WORK INSTRUCTIONS:
Determine how many lines of this material contain "Spectrogram". Give only the number.

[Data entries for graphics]
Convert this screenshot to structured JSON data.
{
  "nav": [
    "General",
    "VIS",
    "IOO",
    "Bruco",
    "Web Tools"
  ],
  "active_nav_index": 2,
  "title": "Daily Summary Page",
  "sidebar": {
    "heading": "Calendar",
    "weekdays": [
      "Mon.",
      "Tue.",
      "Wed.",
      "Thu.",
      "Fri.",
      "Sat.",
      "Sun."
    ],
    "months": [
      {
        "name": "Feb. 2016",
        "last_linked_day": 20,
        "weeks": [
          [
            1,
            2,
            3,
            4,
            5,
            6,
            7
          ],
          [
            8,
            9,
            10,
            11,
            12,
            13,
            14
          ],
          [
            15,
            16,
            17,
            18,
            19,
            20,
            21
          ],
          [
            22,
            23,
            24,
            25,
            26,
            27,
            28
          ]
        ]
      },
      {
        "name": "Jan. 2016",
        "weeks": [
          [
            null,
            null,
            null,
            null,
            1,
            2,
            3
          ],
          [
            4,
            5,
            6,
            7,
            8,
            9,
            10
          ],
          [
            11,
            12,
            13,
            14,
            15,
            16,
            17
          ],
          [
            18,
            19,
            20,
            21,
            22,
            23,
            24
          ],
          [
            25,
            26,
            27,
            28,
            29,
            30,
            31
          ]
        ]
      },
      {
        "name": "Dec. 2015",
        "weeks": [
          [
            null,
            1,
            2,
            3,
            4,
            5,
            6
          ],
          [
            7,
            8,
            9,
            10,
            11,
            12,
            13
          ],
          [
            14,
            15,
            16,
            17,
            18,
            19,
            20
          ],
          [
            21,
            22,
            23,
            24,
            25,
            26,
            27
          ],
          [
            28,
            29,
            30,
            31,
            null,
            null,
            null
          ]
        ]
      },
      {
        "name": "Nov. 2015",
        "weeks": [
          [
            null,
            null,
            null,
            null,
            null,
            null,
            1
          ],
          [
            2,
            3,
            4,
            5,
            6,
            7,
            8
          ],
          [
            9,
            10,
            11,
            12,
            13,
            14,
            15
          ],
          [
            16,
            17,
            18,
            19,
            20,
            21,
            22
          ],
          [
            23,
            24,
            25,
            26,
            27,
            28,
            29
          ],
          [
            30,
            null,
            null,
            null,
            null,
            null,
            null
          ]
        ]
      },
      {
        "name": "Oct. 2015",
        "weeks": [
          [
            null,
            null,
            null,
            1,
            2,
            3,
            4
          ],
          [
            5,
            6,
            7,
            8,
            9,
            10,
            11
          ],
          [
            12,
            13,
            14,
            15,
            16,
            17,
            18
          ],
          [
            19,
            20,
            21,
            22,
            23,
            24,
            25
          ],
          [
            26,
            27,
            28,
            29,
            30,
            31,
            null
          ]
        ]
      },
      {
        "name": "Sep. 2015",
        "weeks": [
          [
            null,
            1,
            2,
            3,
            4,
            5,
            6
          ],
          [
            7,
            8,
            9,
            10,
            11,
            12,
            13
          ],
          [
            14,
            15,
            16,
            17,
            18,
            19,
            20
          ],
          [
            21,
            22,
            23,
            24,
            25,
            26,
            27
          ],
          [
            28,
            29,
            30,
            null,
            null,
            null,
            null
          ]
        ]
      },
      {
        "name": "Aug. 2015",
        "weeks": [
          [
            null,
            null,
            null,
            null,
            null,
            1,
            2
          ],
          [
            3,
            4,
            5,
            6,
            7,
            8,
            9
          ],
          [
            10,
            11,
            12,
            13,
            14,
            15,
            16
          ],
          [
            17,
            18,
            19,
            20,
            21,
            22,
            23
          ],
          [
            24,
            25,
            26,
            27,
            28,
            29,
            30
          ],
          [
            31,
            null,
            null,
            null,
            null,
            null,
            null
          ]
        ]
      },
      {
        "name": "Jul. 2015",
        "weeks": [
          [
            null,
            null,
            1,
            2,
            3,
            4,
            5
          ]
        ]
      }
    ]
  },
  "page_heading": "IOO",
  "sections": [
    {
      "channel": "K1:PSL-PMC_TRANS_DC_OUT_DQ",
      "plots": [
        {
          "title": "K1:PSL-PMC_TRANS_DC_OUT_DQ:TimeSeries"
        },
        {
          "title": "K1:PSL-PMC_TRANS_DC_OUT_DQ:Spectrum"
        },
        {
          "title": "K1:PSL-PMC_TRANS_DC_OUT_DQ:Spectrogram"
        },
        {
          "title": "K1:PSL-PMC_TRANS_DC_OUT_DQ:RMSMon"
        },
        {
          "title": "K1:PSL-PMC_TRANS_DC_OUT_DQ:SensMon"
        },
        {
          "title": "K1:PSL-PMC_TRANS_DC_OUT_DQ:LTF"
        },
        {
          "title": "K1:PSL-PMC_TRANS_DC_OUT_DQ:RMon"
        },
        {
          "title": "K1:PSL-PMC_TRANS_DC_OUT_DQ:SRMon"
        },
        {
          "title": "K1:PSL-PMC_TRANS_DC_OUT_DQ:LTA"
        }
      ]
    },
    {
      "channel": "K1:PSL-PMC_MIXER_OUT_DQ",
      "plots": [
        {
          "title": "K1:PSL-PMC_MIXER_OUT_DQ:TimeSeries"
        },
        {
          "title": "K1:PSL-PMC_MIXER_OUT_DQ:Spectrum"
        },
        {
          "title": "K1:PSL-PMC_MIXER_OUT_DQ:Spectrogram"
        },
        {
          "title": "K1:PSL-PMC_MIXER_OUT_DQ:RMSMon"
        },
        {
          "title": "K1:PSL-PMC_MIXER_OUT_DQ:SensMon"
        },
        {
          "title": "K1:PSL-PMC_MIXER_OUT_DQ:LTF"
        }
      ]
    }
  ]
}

EXERCISE RESPONSE:
2